**ENTRIES PROVIDED**
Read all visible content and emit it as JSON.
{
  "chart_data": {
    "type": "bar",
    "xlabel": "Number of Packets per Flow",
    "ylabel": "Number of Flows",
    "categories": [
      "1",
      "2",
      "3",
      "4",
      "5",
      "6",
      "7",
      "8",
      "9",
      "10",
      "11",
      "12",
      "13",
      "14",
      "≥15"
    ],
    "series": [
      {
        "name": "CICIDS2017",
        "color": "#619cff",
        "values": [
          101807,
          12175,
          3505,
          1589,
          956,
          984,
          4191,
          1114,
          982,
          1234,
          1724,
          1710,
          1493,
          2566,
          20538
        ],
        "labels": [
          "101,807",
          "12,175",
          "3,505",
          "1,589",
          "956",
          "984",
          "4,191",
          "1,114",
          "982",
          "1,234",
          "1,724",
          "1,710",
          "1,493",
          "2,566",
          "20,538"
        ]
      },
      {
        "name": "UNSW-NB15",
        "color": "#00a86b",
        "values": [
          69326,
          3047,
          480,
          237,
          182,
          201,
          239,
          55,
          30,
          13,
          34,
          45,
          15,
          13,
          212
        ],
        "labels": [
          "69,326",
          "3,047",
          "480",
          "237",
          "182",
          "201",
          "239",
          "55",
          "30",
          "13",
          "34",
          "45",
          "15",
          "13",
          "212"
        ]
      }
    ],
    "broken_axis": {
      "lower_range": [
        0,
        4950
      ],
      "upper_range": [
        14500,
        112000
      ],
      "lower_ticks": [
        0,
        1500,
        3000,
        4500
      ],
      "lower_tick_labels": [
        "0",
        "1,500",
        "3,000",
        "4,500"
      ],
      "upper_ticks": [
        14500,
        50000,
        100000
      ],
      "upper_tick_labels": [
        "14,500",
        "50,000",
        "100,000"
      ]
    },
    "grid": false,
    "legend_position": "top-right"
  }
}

**INSTRUCTION**
Show the data once more, exactly as it was written.

**WRITTEN ANSWER**
Read all visible content and emit it as JSON.
{
  "chart_data": {
    "type": "bar",
    "xlabel": "Number of Packets per Flow",
    "ylabel": "Number of Flows",
    "categories": [
      "1",
      "2",
      "3",
      "4",
      "5",
      "6",
      "7",
      "8",
      "9",
      "10",
      "11",
      "12",
      "13",
      "14",
      "≥15"
    ],
    "series": [
      {
        "name": "CICIDS2017",
        "color": "#619cff",
        "values": [
          101807,
          12175,
          3505,
          1589,
          956,
          984,
          4191,
          1114,
          982,
          1234,
          1724,
          1710,
          1493,
          2566,
          20538
        ],
        "labels": [
          "101,807",
          "12,175",
          "3,505",
          "1,589",
          "956",
          "984",
          "4,191",
          "1,114",
          "982",
          "1,234",
          "1,724",
          "1,710",
          "1,493",
          "2,566",
          "20,538"
        ]
      },
      {
        "name": "UNSW-NB15",
        "color": "#00a86b",
        "values": [
          69326,
          3047,
          480,
          237,
          182,
          201,
          239,
          55,
          30,
          13,
          34,
          45,
          15,
          13,
          212
        ],
        "labels": [
          "69,326",
          "3,047",
          "480",
          "237",
          "182",
          "201",
          "239",
          "55",
          "30",
          "13",
          "34",
          "45",
          "15",
          "13",
          "212"
        ]
      }
    ],
    "broken_axis": {
      "lower_range": [
        0,
        4950
      ],
      "upper_range": [
        14500,
        112000
      ],
      "lower_ticks": [
        0,
        1500,
        3000,
        4500
      ],
      "lower_tick_labels": [
        "0",
        "1,500",
        "3,000",
        "4,500"
      ],
      "upper_ticks": [
        14500,
        50000,
        100000
      ],
      "upper_tick_labels": [
        "14,500",
        "50,000",
        "100,000"
      ]
    },
    "grid": false,
    "legend_position": "top-right"
  }
}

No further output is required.